__Task description__: Print the data exactly as it is given, please.

═══ Exercise materials ═══

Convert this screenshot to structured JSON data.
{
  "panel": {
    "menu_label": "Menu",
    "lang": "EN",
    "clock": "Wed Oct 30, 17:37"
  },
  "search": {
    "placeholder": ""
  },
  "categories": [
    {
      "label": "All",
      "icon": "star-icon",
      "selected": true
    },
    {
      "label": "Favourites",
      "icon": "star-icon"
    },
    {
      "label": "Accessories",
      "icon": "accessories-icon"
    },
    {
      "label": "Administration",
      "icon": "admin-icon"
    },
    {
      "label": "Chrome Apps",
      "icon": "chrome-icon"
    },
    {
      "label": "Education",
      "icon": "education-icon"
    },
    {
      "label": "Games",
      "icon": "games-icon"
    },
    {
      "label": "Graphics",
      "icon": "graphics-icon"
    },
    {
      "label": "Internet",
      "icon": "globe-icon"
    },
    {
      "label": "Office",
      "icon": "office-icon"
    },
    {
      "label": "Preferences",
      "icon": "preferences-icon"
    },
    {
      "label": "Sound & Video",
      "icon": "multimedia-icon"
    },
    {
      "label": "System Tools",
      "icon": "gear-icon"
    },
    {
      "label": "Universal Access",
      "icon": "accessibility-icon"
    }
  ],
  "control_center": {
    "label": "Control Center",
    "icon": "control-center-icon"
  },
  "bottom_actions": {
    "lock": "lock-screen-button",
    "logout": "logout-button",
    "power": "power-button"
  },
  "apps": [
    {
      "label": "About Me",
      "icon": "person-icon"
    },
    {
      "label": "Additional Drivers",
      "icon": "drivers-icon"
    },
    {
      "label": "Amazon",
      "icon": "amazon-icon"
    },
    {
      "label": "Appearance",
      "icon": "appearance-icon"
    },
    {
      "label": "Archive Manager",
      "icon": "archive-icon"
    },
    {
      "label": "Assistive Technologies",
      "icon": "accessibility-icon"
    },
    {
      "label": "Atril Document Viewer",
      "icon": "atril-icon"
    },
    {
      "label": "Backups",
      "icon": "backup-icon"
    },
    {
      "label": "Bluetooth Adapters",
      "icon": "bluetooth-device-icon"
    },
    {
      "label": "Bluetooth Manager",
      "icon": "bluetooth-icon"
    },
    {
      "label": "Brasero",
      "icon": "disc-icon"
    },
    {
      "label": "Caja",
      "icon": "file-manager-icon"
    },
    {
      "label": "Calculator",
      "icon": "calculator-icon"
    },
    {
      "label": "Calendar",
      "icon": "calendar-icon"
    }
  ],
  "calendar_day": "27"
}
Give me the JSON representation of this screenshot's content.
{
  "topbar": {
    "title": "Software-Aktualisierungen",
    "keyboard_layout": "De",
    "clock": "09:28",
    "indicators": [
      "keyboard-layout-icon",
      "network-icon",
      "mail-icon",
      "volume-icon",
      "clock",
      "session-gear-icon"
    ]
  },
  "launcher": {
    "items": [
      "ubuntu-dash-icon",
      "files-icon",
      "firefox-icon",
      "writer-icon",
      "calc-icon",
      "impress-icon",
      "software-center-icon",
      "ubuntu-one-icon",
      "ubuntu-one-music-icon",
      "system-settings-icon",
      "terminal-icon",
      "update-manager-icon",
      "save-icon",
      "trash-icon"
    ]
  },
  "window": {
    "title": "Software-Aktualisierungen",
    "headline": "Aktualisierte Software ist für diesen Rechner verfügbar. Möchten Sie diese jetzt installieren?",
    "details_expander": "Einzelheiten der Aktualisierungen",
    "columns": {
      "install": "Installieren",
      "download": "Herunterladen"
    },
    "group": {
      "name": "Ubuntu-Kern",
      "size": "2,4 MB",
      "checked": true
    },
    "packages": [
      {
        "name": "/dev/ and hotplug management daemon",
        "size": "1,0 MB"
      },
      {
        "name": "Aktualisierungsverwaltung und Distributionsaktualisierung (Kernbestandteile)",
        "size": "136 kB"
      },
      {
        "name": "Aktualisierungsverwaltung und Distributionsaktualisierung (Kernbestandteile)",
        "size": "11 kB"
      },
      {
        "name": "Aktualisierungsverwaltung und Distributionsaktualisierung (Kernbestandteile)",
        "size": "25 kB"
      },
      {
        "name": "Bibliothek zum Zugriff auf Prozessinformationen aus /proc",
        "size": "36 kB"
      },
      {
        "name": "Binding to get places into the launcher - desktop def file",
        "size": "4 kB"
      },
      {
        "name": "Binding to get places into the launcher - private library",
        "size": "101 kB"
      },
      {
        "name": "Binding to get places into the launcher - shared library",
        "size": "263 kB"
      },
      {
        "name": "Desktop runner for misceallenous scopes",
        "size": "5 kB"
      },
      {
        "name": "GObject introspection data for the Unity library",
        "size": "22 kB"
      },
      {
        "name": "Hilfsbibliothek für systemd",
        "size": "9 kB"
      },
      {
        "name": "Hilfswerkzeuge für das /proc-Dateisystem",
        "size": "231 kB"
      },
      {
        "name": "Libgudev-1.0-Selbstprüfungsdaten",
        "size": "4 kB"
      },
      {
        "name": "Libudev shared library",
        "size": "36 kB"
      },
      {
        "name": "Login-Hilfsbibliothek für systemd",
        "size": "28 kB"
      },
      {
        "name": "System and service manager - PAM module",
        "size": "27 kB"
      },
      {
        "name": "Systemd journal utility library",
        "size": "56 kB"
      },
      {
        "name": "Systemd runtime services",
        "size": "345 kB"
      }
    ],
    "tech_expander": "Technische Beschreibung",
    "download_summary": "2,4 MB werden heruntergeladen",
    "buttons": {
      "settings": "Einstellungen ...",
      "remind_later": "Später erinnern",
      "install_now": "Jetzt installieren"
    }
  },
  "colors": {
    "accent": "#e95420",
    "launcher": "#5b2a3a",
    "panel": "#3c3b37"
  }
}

═══

__Result__:
Convert this screenshot to structured JSON data.
{
  "panel": {
    "menu_label": "Menu",
    "lang": "EN",
    "clock": "Wed Oct 30, 17:37"
  },
  "search": {
    "placeholder": ""
  },
  "categories": [
    {
      "label": "All",
      "icon": "star-icon",
      "selected": true
    },
    {
      "label": "Favourites",
      "icon": "star-icon"
    },
    {
      "label": "Accessories",
      "icon": "accessories-icon"
    },
    {
      "label": "Administration",
      "icon": "admin-icon"
    },
    {
      "label": "Chrome Apps",
      "icon": "chrome-icon"
    },
    {
      "label": "Education",
      "icon": "education-icon"
    },
    {
      "label": "Games",
      "icon": "games-icon"
    },
    {
      "label": "Graphics",
      "icon": "graphics-icon"
    },
    {
      "label": "Internet",
      "icon": "globe-icon"
    },
    {
      "label": "Office",
      "icon": "office-icon"
    },
    {
      "label": "Preferences",
      "icon": "preferences-icon"
    },
    {
      "label": "Sound & Video",
      "icon": "multimedia-icon"
    },
    {
      "label": "System Tools",
      "icon": "gear-icon"
    },
    {
      "label": "Universal Access",
      "icon": "accessibility-icon"
    }
  ],
  "control_center": {
    "label": "Control Center",
    "icon": "control-center-icon"
  },
  "bottom_actions": {
    "lock": "lock-screen-button",
    "logout": "logout-button",
    "power": "power-button"
  },
  "apps": [
    {
      "label": "About Me",
      "icon": "person-icon"
    },
    {
      "label": "Additional Drivers",
      "icon": "drivers-icon"
    },
    {
      "label": "Amazon",
      "icon": "amazon-icon"
    },
    {
      "label": "Appearance",
      "icon": "appearance-icon"
    },
    {
      "label": "Archive Manager",
      "icon": "archive-icon"
    },
    {
      "label": "Assistive Technologies",
      "icon": "accessibility-icon"
    },
    {
      "label": "Atril Document Viewer",
      "icon": "atril-icon"
    },
    {
      "label": "Backups",
      "icon": "backup-icon"
    },
    {
      "label": "Bluetooth Adapters",
      "icon": "bluetooth-device-icon"
    },
    {
      "label": "Bluetooth Manager",
      "icon": "bluetooth-icon"
    },
    {
      "label": "Brasero",
      "icon": "disc-icon"
    },
    {
      "label": "Caja",
      "icon": "file-manager-icon"
    },
    {
      "label": "Calculator",
      "icon": "calculator-icon"
    },
    {
      "label": "Calendar",
      "icon": "calendar-icon"
    }
  ],
  "calendar_day": "27"
}
Give me the JSON representation of this screenshot's content.
{
  "topbar": {
    "title": "Software-Aktualisierungen",
    "keyboard_layout": "De",
    "clock": "09:28",
    "indicators": [
      "keyboard-layout-icon",
      "network-icon",
      "mail-icon",
      "volume-icon",
      "clock",
      "session-gear-icon"
    ]
  },
  "launcher": {
    "items": [
      "ubuntu-dash-icon",
      "files-icon",
      "firefox-icon",
      "writer-icon",
      "calc-icon",
      "impress-icon",
      "software-center-icon",
      "ubuntu-one-icon",
      "ubuntu-one-music-icon",
      "system-settings-icon",
      "terminal-icon",
      "update-manager-icon",
      "save-icon",
      "trash-icon"
    ]
  },
  "window": {
    "title": "Software-Aktualisierungen",
    "headline": "Aktualisierte Software ist für diesen Rechner verfügbar. Möchten Sie diese jetzt installieren?",
    "details_expander": "Einzelheiten der Aktualisierungen",
    "columns": {
      "install": "Installieren",
      "download": "Herunterladen"
    },
    "group": {
      "name": "Ubuntu-Kern",
      "size": "2,4 MB",
      "checked": true
    },
    "packages": [
      {
        "name": "/dev/ and hotplug management daemon",
        "size": "1,0 MB"
      },
      {
        "name": "Aktualisierungsverwaltung und Distributionsaktualisierung (Kernbestandteile)",
        "size": "136 kB"
      },
      {
        "name": "Aktualisierungsverwaltung und Distributionsaktualisierung (Kernbestandteile)",
        "size": "11 kB"
      },
      {
        "name": "Aktualisierungsverwaltung und Distributionsaktualisierung (Kernbestandteile)",
        "size": "25 kB"
      },
      {
        "name": "Bibliothek zum Zugriff auf Prozessinformationen aus /proc",
        "size": "36 kB"
      },
      {
        "name": "Binding to get places into the launcher - desktop def file",
        "size": "4 kB"
      },
      {
        "name": "Binding to get places into the launcher - private library",
        "size": "101 kB"
      },
      {
        "name": "Binding to get places into the launcher - shared library",
        "size": "263 kB"
      },
      {
        "name": "Desktop runner for misceallenous scopes",
        "size": "5 kB"
      },
      {
        "name": "GObject introspection data for the Unity library",
        "size": "22 kB"
      },
      {
        "name": "Hilfsbibliothek für systemd",
        "size": "9 kB"
      },
      {
        "name": "Hilfswerkzeuge für das /proc-Dateisystem",
        "size": "231 kB"
      },
      {
        "name": "Libgudev-1.0-Selbstprüfungsdaten",
        "size": "4 kB"
      },
      {
        "name": "Libudev shared library",
        "size": "36 kB"
      },
      {
        "name": "Login-Hilfsbibliothek für systemd",
        "size": "28 kB"
      },
      {
        "name": "System and service manager - PAM module",
        "size": "27 kB"
      },
      {
        "name": "Systemd journal utility library",
        "size": "56 kB"
      },
      {
        "name": "Systemd runtime services",
        "size": "345 kB"
      }
    ],
    "tech_expander": "Technische Beschreibung",
    "download_summary": "2,4 MB werden heruntergeladen",
    "buttons": {
      "settings": "Einstellungen ...",
      "remind_later": "Später erinnern",
      "install_now": "Jetzt installieren"
    }
  },
  "colors": {
    "accent": "#e95420",
    "launcher": "#5b2a3a",
    "panel": "#3c3b37"
  }
}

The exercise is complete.